● **What you have to do**: Sort through the data and copy the lines holding the word "population".

● **Data supplied**:
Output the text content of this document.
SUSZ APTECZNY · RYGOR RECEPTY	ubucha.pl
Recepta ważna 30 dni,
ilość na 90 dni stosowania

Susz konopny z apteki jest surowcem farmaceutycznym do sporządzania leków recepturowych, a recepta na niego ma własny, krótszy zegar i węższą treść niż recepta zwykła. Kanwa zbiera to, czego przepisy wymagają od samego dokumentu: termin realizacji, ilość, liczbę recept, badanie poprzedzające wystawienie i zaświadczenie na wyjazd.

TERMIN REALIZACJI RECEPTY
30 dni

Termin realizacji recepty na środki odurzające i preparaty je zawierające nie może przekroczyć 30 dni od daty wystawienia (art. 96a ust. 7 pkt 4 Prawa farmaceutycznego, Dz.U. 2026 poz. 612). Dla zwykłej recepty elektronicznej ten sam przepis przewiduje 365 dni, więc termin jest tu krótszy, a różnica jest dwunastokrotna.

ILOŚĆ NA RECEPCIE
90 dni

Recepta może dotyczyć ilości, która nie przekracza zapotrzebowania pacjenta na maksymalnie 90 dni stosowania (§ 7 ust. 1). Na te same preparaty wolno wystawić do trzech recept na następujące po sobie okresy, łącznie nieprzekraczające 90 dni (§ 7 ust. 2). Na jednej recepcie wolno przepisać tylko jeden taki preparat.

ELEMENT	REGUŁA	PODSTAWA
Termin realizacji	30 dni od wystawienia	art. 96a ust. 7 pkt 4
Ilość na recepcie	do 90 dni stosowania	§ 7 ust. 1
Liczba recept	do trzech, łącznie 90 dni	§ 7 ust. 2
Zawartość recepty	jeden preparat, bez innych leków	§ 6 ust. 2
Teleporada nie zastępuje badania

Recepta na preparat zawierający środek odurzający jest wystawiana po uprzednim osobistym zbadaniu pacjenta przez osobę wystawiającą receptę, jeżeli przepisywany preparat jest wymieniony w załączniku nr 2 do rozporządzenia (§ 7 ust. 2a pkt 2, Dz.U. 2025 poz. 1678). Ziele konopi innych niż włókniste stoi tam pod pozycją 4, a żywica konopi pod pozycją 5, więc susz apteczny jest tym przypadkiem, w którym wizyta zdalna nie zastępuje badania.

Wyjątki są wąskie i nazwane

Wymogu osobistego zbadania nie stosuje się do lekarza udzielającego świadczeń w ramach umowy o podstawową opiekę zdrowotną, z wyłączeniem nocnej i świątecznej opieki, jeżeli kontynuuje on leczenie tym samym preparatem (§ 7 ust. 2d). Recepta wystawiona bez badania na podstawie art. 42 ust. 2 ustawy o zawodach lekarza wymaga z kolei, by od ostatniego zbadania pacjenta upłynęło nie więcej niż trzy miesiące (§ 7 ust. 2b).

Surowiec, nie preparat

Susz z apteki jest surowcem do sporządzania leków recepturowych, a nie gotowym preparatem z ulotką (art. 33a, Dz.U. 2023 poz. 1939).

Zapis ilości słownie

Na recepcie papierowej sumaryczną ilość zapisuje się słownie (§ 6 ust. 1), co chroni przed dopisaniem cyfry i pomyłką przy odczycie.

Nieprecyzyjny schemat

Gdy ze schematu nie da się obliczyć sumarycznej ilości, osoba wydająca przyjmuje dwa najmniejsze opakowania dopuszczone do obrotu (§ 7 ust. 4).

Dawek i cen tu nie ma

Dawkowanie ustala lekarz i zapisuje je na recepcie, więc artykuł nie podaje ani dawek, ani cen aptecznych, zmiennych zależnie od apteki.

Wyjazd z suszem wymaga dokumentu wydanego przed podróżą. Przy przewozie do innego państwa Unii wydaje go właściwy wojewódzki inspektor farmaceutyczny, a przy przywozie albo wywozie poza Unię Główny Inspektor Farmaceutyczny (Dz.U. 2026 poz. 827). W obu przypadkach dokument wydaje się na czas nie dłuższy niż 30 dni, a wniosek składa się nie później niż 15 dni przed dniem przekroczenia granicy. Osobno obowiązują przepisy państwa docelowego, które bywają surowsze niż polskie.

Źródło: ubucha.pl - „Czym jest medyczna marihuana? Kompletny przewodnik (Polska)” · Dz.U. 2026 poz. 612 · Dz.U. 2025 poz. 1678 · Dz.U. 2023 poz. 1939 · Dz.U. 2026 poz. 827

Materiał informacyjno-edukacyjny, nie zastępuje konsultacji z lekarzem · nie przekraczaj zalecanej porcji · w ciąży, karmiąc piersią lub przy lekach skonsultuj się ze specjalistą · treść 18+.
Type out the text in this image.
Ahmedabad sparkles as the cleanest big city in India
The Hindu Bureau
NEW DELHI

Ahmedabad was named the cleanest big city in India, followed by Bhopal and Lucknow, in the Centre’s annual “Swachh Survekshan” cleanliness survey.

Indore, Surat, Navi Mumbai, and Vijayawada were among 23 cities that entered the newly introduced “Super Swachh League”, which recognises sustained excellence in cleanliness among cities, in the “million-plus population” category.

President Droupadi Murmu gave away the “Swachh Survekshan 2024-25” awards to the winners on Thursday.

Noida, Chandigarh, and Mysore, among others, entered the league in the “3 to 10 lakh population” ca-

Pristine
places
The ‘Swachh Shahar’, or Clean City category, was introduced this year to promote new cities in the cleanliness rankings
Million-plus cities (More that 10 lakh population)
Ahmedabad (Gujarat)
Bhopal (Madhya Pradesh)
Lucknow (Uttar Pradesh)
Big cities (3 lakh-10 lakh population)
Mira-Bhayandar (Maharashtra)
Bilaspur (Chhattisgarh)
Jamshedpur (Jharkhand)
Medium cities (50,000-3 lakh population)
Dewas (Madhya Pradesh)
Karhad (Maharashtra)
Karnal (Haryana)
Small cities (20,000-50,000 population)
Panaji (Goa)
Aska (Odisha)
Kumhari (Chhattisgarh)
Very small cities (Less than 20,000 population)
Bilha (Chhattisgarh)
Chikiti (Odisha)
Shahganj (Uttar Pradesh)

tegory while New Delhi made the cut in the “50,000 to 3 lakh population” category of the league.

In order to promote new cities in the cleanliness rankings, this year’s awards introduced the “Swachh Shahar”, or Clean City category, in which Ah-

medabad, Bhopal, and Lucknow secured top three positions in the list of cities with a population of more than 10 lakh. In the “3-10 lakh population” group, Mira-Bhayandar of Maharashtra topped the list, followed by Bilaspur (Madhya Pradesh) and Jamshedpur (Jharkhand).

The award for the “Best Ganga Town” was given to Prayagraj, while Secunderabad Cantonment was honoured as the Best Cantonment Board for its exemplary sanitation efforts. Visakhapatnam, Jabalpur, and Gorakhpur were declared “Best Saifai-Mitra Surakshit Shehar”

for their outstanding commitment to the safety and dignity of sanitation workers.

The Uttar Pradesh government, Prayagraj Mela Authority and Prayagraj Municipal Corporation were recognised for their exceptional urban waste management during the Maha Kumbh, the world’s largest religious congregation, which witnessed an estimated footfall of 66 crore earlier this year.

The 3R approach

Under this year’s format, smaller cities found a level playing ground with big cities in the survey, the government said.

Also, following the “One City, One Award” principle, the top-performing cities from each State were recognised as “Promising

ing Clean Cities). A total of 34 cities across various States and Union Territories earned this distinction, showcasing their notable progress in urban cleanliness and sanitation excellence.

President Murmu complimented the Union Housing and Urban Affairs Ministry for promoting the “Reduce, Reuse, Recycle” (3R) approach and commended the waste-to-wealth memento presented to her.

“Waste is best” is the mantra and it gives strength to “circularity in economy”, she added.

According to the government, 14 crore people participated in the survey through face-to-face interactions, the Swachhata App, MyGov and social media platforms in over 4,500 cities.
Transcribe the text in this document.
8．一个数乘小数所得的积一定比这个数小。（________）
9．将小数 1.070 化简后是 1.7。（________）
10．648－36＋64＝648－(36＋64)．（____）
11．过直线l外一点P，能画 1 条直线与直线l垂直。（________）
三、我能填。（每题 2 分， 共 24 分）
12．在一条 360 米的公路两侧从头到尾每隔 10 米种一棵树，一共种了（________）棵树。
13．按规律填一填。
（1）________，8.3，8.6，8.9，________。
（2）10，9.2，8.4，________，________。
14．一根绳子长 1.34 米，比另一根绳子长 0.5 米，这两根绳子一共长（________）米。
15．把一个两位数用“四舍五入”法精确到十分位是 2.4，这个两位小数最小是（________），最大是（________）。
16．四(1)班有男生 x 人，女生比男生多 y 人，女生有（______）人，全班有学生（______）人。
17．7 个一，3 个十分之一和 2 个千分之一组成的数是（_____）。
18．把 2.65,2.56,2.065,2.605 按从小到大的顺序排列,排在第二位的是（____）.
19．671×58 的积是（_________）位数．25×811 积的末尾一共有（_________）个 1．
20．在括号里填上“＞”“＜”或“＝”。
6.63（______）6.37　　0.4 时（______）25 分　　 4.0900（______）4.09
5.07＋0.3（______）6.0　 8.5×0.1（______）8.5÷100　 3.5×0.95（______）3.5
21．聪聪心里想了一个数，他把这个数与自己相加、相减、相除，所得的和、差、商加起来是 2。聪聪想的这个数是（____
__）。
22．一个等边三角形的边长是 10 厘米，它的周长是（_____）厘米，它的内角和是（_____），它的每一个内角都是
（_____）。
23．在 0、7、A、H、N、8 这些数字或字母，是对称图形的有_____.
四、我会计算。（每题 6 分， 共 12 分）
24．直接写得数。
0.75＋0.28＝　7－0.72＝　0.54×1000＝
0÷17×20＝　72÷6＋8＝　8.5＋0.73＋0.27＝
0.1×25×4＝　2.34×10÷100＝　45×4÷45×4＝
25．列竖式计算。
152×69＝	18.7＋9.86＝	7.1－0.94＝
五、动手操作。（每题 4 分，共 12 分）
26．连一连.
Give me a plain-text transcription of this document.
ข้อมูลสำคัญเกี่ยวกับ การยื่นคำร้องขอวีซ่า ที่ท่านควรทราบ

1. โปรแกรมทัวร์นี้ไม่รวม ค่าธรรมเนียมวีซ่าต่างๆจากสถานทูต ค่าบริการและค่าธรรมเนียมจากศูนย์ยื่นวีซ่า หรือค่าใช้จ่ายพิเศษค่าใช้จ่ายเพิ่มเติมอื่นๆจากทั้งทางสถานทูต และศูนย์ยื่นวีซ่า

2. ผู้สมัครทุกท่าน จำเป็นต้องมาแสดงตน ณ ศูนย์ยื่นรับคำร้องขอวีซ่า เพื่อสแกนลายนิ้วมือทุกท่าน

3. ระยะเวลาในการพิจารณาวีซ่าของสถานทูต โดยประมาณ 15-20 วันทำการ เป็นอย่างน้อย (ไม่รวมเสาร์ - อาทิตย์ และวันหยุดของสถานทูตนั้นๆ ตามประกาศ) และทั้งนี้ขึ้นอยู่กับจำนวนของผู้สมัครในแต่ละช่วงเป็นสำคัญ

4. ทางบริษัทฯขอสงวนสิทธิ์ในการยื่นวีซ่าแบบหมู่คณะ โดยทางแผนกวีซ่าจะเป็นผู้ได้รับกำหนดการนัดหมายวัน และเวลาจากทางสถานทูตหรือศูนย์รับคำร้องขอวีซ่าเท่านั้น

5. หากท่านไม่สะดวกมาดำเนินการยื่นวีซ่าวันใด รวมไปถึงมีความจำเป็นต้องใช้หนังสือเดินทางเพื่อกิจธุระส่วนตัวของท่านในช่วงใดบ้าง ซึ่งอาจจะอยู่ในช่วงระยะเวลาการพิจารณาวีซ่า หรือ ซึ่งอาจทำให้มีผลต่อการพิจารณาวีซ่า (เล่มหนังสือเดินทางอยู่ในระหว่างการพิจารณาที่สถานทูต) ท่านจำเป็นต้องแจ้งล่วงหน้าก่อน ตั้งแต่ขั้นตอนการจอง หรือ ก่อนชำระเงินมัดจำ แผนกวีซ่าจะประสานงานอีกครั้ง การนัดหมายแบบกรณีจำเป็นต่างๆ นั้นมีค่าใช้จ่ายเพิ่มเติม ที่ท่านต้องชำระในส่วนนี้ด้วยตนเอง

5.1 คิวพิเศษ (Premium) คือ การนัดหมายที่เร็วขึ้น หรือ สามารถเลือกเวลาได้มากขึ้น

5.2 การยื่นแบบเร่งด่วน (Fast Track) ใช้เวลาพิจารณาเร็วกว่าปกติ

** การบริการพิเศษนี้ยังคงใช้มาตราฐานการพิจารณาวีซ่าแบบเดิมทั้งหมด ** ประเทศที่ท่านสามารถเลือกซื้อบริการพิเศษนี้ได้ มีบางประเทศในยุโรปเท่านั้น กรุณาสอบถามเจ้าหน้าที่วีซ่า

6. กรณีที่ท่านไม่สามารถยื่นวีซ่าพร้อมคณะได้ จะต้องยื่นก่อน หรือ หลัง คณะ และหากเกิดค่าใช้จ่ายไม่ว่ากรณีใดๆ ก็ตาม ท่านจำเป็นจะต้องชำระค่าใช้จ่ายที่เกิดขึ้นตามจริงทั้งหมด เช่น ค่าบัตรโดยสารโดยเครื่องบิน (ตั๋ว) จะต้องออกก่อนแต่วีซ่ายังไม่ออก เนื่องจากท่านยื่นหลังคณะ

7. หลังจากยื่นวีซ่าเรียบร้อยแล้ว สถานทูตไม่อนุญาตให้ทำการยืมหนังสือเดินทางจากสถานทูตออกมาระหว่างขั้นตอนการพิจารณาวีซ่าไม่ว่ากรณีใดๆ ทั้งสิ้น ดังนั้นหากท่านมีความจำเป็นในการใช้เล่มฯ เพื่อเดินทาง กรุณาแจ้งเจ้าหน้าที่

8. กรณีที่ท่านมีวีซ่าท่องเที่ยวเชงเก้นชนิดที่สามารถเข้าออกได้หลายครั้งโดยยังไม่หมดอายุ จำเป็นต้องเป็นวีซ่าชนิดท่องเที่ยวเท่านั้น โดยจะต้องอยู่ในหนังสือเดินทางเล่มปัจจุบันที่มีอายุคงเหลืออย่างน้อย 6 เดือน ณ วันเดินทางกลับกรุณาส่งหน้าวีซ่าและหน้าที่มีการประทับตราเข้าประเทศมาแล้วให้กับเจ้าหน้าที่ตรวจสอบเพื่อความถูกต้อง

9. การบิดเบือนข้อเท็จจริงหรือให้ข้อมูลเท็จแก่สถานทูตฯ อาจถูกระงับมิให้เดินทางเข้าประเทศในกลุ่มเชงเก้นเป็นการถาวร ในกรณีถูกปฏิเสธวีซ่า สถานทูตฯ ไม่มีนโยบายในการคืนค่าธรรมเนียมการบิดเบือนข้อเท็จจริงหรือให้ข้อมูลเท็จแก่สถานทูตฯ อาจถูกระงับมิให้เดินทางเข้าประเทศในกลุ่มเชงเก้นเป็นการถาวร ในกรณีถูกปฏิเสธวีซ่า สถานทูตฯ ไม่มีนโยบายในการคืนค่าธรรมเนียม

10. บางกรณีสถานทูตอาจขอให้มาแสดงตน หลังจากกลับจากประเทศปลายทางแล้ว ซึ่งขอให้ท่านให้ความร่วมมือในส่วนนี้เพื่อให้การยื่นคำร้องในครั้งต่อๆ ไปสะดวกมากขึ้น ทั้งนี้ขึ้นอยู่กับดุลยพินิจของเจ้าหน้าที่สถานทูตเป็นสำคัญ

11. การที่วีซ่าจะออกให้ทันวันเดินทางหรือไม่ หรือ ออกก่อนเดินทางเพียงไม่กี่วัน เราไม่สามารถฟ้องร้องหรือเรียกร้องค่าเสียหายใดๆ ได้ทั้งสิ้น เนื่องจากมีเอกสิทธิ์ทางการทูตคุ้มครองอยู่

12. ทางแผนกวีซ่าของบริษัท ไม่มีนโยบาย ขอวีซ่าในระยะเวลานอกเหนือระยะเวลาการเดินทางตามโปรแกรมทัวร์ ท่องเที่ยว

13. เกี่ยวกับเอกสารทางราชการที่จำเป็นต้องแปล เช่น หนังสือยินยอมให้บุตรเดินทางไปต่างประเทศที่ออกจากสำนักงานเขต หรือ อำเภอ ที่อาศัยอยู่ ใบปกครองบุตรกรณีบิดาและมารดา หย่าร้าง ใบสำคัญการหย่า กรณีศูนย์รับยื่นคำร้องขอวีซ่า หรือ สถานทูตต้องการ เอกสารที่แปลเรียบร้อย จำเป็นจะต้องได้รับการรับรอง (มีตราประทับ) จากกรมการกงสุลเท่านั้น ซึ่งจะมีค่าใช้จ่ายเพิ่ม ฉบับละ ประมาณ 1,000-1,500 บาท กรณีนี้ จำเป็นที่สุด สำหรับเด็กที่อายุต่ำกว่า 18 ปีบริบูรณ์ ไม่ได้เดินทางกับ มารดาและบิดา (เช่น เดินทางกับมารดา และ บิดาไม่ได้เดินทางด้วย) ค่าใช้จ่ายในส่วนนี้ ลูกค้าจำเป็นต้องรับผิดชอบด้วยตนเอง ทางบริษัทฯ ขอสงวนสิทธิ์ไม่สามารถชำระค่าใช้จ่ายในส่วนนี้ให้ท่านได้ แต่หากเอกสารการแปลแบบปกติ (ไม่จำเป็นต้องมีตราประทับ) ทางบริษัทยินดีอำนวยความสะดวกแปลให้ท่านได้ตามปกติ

● **Worked answer**:
Indore, Surat, Navi Mumbai, and Vijayawada were among 23 cities that entered the newly introduced “Super Swachh League”, which recognises sustained excellence in cleanliness among cities, in the “million-plus population” category.
Noida, Chandigarh, and Mysore, among others, entered the league in the “3 to 10 lakh population” ca-
Million-plus cities (More that 10 lakh population)
Big cities (3 lakh-10 lakh population)
Medium cities (50,000-3 lakh population)
Small cities (20,000-50,000 population)
Very small cities (Less than 20,000 population)
tegory while New Delhi made the cut in the “50,000 to 3 lakh population” category of the league.
medabad, Bhopal, and Lucknow secured top three positions in the list of cities with a population of more than 10 lakh. In the “3-10 lakh population” group, Mira-Bhayandar of Maharashtra topped the list, followed by Bilaspur (Madhya Pradesh) and Jamshedpur (Jharkhand).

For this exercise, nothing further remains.